Source records |
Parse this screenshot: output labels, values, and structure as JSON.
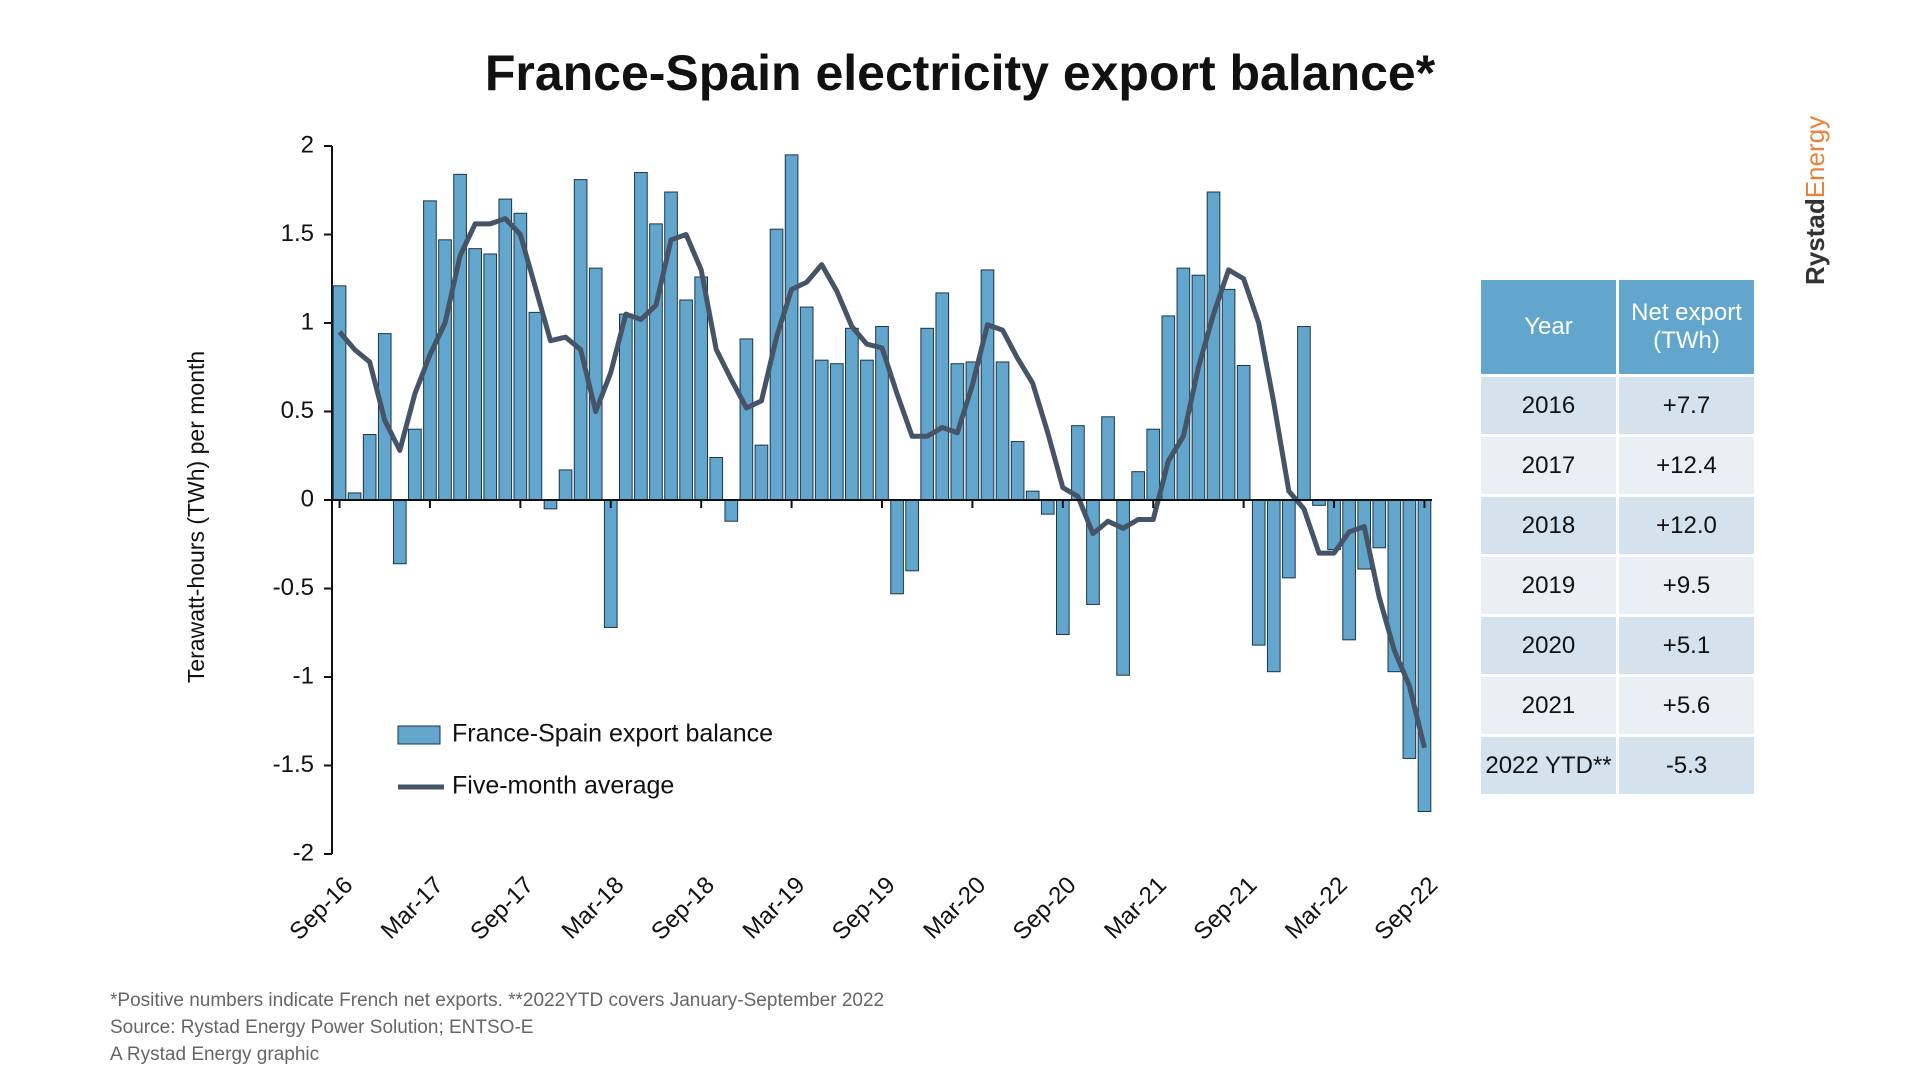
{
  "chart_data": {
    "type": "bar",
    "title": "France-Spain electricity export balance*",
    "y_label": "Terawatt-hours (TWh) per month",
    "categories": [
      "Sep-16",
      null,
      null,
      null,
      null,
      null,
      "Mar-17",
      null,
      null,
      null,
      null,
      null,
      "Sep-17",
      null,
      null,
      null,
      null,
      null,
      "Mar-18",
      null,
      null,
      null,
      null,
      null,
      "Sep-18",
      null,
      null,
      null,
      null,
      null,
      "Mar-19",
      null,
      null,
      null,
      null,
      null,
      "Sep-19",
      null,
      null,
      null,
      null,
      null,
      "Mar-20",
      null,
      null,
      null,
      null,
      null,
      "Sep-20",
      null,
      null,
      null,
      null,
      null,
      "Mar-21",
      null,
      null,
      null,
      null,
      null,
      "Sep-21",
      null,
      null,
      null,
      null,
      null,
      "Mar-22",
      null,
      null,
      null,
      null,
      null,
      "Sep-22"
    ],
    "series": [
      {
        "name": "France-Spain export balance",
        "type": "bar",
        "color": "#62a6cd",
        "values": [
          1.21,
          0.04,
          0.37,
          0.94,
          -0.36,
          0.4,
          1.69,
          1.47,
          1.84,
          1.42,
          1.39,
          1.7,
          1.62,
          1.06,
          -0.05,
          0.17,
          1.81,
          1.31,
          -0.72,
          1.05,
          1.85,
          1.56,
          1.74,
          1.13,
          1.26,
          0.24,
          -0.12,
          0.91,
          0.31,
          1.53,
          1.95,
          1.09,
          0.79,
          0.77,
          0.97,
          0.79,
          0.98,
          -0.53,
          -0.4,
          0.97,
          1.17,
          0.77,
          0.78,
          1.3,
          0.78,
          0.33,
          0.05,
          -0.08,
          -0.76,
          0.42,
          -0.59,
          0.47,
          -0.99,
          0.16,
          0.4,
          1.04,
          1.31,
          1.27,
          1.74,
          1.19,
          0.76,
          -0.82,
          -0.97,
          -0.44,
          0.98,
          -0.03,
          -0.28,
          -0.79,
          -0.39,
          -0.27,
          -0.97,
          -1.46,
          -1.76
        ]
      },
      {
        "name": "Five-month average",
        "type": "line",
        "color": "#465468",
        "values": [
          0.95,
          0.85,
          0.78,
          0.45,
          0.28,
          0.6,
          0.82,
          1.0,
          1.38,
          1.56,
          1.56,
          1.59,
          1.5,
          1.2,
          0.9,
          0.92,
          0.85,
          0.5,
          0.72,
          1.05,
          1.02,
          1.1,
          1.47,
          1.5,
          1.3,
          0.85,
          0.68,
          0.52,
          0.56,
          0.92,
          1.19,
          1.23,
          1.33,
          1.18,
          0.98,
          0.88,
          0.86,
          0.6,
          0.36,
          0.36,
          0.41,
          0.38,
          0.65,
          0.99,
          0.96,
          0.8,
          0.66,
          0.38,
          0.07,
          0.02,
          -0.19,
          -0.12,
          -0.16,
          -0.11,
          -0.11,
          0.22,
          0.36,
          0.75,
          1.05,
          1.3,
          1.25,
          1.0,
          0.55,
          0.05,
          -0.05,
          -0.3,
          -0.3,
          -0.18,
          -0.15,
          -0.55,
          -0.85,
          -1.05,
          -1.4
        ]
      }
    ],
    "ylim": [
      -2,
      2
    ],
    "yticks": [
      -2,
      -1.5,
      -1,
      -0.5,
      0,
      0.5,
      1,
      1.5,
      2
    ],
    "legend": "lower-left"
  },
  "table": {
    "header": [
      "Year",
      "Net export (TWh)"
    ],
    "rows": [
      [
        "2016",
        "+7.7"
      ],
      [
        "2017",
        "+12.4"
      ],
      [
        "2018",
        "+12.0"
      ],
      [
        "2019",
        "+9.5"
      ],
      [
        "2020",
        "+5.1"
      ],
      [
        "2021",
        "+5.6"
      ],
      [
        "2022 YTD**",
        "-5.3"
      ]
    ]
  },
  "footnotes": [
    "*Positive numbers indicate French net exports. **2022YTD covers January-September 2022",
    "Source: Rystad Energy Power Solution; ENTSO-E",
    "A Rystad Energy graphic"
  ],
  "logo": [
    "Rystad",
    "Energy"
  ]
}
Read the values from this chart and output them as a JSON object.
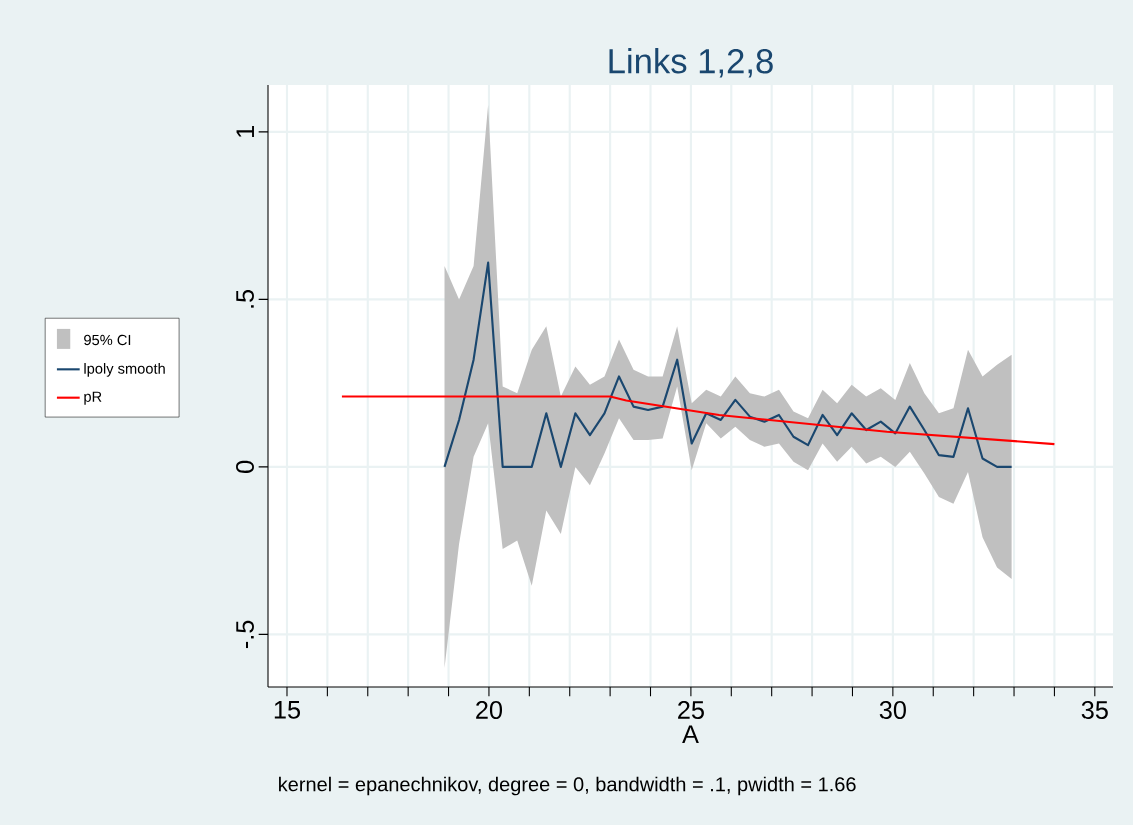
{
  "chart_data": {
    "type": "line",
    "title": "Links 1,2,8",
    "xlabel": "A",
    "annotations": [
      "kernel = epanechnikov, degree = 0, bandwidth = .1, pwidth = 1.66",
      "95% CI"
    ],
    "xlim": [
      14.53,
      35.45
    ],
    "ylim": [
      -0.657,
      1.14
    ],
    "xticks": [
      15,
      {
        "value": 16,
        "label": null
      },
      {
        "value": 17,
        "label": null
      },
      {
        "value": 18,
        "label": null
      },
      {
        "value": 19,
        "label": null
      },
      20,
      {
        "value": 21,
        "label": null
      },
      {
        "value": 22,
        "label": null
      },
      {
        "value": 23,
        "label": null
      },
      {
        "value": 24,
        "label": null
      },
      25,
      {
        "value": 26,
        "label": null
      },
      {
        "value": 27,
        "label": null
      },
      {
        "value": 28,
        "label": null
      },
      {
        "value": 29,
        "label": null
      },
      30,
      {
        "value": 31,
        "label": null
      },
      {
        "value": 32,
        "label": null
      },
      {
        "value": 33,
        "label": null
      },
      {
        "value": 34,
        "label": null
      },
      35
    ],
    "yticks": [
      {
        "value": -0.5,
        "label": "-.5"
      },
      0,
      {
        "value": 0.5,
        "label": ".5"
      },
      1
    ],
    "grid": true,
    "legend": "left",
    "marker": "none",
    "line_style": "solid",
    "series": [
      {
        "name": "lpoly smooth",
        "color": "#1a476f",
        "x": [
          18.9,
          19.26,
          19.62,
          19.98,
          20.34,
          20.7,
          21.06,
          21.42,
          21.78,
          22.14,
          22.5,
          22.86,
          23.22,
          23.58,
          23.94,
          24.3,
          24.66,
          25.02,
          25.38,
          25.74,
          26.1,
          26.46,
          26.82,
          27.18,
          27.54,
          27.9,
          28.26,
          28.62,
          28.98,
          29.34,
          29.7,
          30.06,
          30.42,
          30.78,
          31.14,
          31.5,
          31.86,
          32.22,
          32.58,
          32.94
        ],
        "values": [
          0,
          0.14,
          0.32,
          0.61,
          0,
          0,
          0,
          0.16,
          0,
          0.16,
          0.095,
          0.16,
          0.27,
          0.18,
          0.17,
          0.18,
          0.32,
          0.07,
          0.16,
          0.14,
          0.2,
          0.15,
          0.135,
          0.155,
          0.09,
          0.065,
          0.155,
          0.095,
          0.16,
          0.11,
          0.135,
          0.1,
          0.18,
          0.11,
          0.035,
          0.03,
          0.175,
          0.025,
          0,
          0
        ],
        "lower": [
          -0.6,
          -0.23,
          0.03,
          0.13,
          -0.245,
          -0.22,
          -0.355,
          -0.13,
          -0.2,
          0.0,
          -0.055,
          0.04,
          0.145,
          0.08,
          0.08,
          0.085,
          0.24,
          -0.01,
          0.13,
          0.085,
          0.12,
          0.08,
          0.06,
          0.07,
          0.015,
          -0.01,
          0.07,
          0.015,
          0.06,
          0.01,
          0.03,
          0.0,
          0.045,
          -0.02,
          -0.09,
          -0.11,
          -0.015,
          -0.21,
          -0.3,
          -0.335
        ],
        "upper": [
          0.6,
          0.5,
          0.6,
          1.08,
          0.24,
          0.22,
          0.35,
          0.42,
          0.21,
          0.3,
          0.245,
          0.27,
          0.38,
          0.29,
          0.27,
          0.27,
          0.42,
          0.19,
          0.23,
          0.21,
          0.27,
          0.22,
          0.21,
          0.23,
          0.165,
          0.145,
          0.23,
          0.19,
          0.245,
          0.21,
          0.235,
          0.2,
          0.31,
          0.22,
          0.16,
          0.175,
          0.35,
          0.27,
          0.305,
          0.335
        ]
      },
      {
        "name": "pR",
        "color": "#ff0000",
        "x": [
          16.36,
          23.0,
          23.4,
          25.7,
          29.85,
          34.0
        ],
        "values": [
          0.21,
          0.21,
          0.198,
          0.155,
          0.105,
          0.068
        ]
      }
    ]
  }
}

Work instructions | Using the data above, say how many lines include "type". No other reply is needed.

Correct answer | 4